> Task instructions:
The records below must be retyped exactly.

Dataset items
········

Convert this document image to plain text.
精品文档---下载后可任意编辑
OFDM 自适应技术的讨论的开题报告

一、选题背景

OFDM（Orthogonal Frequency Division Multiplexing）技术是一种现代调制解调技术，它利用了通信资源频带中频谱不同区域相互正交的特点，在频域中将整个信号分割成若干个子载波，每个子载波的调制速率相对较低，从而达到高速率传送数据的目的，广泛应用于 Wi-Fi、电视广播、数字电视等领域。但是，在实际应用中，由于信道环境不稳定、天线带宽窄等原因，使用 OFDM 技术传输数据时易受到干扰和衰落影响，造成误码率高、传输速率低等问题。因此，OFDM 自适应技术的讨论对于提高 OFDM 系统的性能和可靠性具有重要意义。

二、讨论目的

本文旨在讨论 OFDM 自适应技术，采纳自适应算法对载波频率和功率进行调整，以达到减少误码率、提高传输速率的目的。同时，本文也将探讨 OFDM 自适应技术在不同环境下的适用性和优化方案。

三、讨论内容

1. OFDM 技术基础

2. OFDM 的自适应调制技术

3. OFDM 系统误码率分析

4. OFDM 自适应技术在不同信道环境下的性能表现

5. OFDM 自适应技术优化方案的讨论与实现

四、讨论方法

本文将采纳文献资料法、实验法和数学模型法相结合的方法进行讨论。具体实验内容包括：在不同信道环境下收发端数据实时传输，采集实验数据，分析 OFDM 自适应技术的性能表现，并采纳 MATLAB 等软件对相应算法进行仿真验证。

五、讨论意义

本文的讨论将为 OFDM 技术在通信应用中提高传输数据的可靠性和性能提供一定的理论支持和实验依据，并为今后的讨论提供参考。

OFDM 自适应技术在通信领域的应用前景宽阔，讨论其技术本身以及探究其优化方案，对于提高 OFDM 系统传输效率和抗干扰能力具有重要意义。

········

> Response below:
Convert this document image to plain text.
精品文档---下载后可任意编辑
OFDM 自适应技术的讨论的开题报告

一、选题背景

OFDM（Orthogonal Frequency Division Multiplexing）技术是一种现代调制解调技术，它利用了通信资源频带中频谱不同区域相互正交的特点，在频域中将整个信号分割成若干个子载波，每个子载波的调制速率相对较低，从而达到高速率传送数据的目的，广泛应用于 Wi-Fi、电视广播、数字电视等领域。但是，在实际应用中，由于信道环境不稳定、天线带宽窄等原因，使用 OFDM 技术传输数据时易受到干扰和衰落影响，造成误码率高、传输速率低等问题。因此，OFDM 自适应技术的讨论对于提高 OFDM 系统的性能和可靠性具有重要意义。

二、讨论目的

本文旨在讨论 OFDM 自适应技术，采纳自适应算法对载波频率和功率进行调整，以达到减少误码率、提高传输速率的目的。同时，本文也将探讨 OFDM 自适应技术在不同环境下的适用性和优化方案。

三、讨论内容

1. OFDM 技术基础

2. OFDM 的自适应调制技术

3. OFDM 系统误码率分析

4. OFDM 自适应技术在不同信道环境下的性能表现

5. OFDM 自适应技术优化方案的讨论与实现

四、讨论方法

本文将采纳文献资料法、实验法和数学模型法相结合的方法进行讨论。具体实验内容包括：在不同信道环境下收发端数据实时传输，采集实验数据，分析 OFDM 自适应技术的性能表现，并采纳 MATLAB 等软件对相应算法进行仿真验证。

五、讨论意义

本文的讨论将为 OFDM 技术在通信应用中提高传输数据的可靠性和性能提供一定的理论支持和实验依据，并为今后的讨论提供参考。

OFDM 自适应技术在通信领域的应用前景宽阔，讨论其技术本身以及探究其优化方案，对于提高 OFDM 系统传输效率和抗干扰能力具有重要意义。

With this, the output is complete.